▶ **Exercise prompt**
Among the entries below, find the lines with "компонента" and copy them.

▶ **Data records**

● ● ● ● ●

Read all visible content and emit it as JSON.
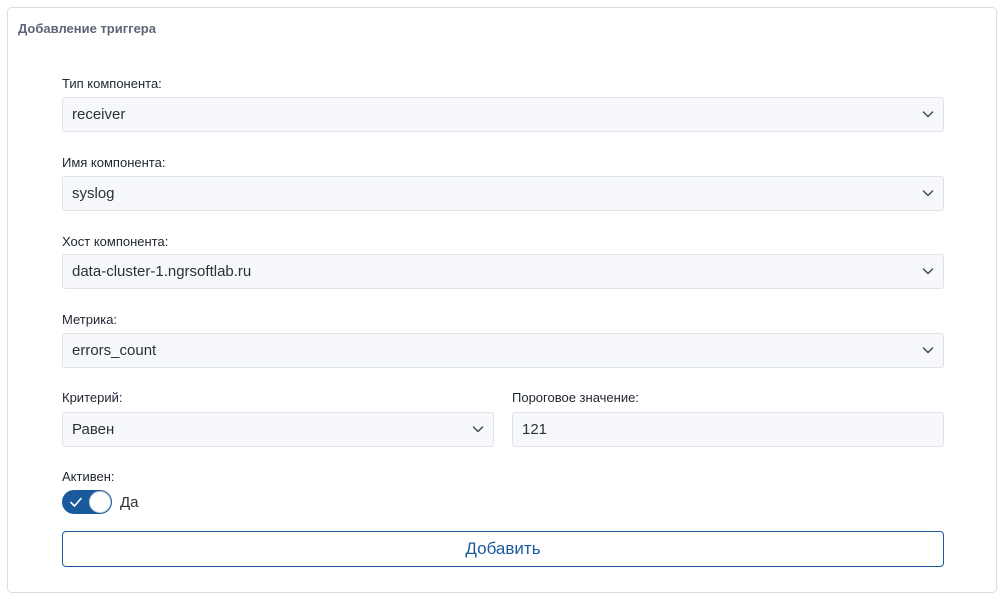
{
  "form": {
    "title": "Добавление триггера",
    "component_type": {
      "label": "Тип компонента:",
      "value": "receiver"
    },
    "component_name": {
      "label": "Имя компонента:",
      "value": "syslog"
    },
    "component_host": {
      "label": "Хост компонента:",
      "value": "data-cluster-1.ngrsoftlab.ru"
    },
    "metric": {
      "label": "Метрика:",
      "value": "errors_count"
    },
    "criterion": {
      "label": "Критерий:",
      "value": "Равен"
    },
    "threshold": {
      "label": "Пороговое значение:",
      "value": "121"
    },
    "active": {
      "label": "Активен:",
      "state_label": "Да",
      "checked": true
    },
    "submit_label": "Добавить"
  },
  "icons": {
    "dropdown": "chevron-down-icon",
    "toggle_check": "check-icon"
  },
  "colors": {
    "accent": "#1a5a9c",
    "field_background": "#f6f8fb",
    "field_border": "#dfe3e9",
    "title_text": "#5d6676"
  }
}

● ● ● ● ●

▶ **Solved problem**
      "label": "Тип компонента:",
      "label": "Имя компонента:",
      "label": "Хост компонента:",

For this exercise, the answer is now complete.